## SUPPLIED RECORDS
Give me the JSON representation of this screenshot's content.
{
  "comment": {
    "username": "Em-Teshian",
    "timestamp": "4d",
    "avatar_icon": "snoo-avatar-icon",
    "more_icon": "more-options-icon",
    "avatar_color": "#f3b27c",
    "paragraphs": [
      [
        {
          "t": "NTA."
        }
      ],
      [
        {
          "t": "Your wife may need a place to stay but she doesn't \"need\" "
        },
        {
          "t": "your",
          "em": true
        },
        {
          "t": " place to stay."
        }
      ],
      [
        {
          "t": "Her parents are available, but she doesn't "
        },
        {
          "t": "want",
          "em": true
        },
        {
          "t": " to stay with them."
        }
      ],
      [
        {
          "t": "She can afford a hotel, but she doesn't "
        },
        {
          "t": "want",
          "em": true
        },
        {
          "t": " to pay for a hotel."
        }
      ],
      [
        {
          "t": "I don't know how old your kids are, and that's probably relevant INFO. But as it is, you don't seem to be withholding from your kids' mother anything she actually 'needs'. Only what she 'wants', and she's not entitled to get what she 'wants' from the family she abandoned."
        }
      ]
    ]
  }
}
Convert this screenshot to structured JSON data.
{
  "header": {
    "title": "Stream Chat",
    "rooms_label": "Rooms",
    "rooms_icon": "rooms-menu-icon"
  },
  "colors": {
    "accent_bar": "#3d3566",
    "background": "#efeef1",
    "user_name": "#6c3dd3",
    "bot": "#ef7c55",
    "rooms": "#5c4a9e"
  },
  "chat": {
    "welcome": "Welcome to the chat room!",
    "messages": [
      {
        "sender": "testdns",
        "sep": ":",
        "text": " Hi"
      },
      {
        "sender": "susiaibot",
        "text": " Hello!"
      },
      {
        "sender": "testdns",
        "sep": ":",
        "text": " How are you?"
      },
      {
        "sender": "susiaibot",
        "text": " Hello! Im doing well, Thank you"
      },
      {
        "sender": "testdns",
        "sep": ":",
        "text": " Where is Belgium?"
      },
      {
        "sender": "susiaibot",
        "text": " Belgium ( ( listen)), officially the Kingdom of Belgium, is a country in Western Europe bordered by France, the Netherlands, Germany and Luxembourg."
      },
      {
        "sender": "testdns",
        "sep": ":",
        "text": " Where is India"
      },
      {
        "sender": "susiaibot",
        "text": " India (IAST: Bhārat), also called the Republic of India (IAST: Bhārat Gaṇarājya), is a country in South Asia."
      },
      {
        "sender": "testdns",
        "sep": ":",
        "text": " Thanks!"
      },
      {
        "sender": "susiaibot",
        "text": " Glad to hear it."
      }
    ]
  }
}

## WHAT THIS TASK INVOLVES
Set down the material above again, word for word.

## REPLY
Give me the JSON representation of this screenshot's content.
{
  "comment": {
    "username": "Em-Teshian",
    "timestamp": "4d",
    "avatar_icon": "snoo-avatar-icon",
    "more_icon": "more-options-icon",
    "avatar_color": "#f3b27c",
    "paragraphs": [
      [
        {
          "t": "NTA."
        }
      ],
      [
        {
          "t": "Your wife may need a place to stay but she doesn't \"need\" "
        },
        {
          "t": "your",
          "em": true
        },
        {
          "t": " place to stay."
        }
      ],
      [
        {
          "t": "Her parents are available, but she doesn't "
        },
        {
          "t": "want",
          "em": true
        },
        {
          "t": " to stay with them."
        }
      ],
      [
        {
          "t": "She can afford a hotel, but she doesn't "
        },
        {
          "t": "want",
          "em": true
        },
        {
          "t": " to pay for a hotel."
        }
      ],
      [
        {
          "t": "I don't know how old your kids are, and that's probably relevant INFO. But as it is, you don't seem to be withholding from your kids' mother anything she actually 'needs'. Only what she 'wants', and she's not entitled to get what she 'wants' from the family she abandoned."
        }
      ]
    ]
  }
}
Convert this screenshot to structured JSON data.
{
  "header": {
    "title": "Stream Chat",
    "rooms_label": "Rooms",
    "rooms_icon": "rooms-menu-icon"
  },
  "colors": {
    "accent_bar": "#3d3566",
    "background": "#efeef1",
    "user_name": "#6c3dd3",
    "bot": "#ef7c55",
    "rooms": "#5c4a9e"
  },
  "chat": {
    "welcome": "Welcome to the chat room!",
    "messages": [
      {
        "sender": "testdns",
        "sep": ":",
        "text": " Hi"
      },
      {
        "sender": "susiaibot",
        "text": " Hello!"
      },
      {
        "sender": "testdns",
        "sep": ":",
        "text": " How are you?"
      },
      {
        "sender": "susiaibot",
        "text": " Hello! Im doing well, Thank you"
      },
      {
        "sender": "testdns",
        "sep": ":",
        "text": " Where is Belgium?"
      },
      {
        "sender": "susiaibot",
        "text": " Belgium ( ( listen)), officially the Kingdom of Belgium, is a country in Western Europe bordered by France, the Netherlands, Germany and Luxembourg."
      },
      {
        "sender": "testdns",
        "sep": ":",
        "text": " Where is India"
      },
      {
        "sender": "susiaibot",
        "text": " India (IAST: Bhārat), also called the Republic of India (IAST: Bhārat Gaṇarājya), is a country in South Asia."
      },
      {
        "sender": "testdns",
        "sep": ":",
        "text": " Thanks!"
      },
      {
        "sender": "susiaibot",
        "text": " Glad to hear it."
      }
    ]
  }
}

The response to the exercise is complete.